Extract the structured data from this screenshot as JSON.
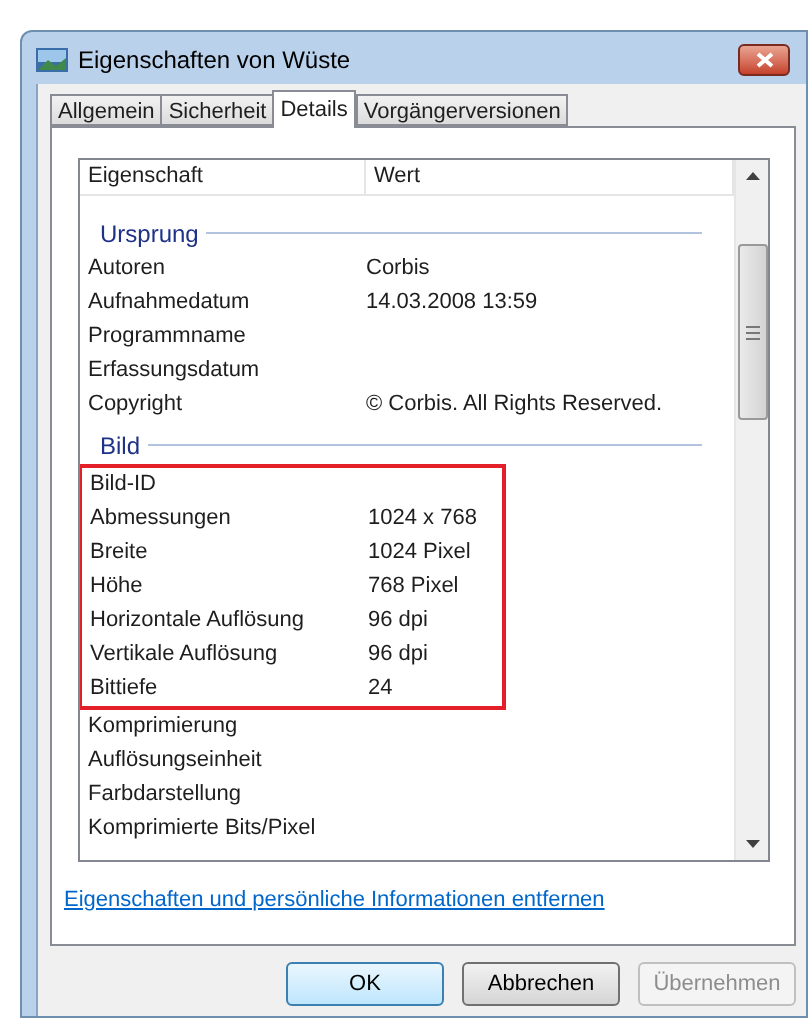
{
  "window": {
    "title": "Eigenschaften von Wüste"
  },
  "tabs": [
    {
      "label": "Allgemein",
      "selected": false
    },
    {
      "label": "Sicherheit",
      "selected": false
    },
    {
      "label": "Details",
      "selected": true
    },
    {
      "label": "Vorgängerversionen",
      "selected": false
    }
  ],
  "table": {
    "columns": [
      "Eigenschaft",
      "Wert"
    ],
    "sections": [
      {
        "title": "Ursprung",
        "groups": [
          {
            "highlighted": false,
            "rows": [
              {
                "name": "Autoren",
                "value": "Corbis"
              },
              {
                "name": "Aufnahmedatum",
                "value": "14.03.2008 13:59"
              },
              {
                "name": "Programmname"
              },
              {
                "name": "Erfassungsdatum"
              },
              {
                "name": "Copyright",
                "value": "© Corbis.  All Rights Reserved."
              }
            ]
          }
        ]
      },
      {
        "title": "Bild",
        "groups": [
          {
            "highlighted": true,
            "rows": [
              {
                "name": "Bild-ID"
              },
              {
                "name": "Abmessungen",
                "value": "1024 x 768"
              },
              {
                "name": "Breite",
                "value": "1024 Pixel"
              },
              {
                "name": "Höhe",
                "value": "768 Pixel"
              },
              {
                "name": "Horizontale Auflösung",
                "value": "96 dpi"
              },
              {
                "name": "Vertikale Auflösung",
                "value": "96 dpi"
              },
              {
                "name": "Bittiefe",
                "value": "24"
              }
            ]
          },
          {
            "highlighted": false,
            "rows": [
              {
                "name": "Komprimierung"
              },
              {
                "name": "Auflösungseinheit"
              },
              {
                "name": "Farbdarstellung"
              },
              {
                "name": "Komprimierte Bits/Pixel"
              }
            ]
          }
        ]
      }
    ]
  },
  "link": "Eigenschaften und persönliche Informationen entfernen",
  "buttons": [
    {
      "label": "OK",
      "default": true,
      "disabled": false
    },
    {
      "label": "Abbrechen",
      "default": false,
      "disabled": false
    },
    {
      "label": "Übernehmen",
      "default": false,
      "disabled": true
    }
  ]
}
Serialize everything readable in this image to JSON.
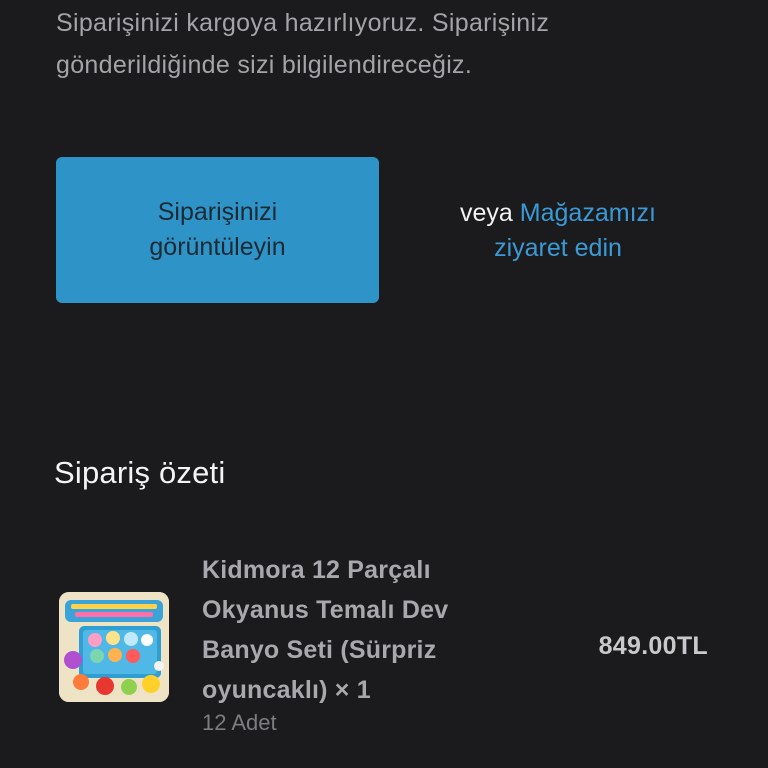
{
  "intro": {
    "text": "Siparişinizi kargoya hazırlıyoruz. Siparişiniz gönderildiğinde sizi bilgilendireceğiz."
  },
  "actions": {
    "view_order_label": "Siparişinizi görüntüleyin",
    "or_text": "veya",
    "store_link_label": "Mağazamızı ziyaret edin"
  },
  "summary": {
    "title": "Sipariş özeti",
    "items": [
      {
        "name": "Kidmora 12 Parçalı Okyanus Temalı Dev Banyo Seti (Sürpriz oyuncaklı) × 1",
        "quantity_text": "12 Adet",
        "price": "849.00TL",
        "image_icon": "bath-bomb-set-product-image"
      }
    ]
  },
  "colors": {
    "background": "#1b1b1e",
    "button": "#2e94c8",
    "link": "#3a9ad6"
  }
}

###

With pictures omitted, reproduce exactly the lines from the line containing "Serialize everything readable" through the end of the data above.

Serialize everything readable in this image to JSON.
{
  "intro": {
    "text": "Siparişinizi kargoya hazırlıyoruz. Siparişiniz gönderildiğinde sizi bilgilendireceğiz."
  },
  "actions": {
    "view_order_label": "Siparişinizi görüntüleyin",
    "or_text": "veya",
    "store_link_label": "Mağazamızı ziyaret edin"
  },
  "summary": {
    "title": "Sipariş özeti",
    "items": [
      {
        "name": "Kidmora 12 Parçalı Okyanus Temalı Dev Banyo Seti (Sürpriz oyuncaklı) × 1",
        "quantity_text": "12 Adet",
        "price": "849.00TL",
        "image_icon": "bath-bomb-set-product-image"
      }
    ]
  },
  "colors": {
    "background": "#1b1b1e",
    "button": "#2e94c8",
    "link": "#3a9ad6"
  }
}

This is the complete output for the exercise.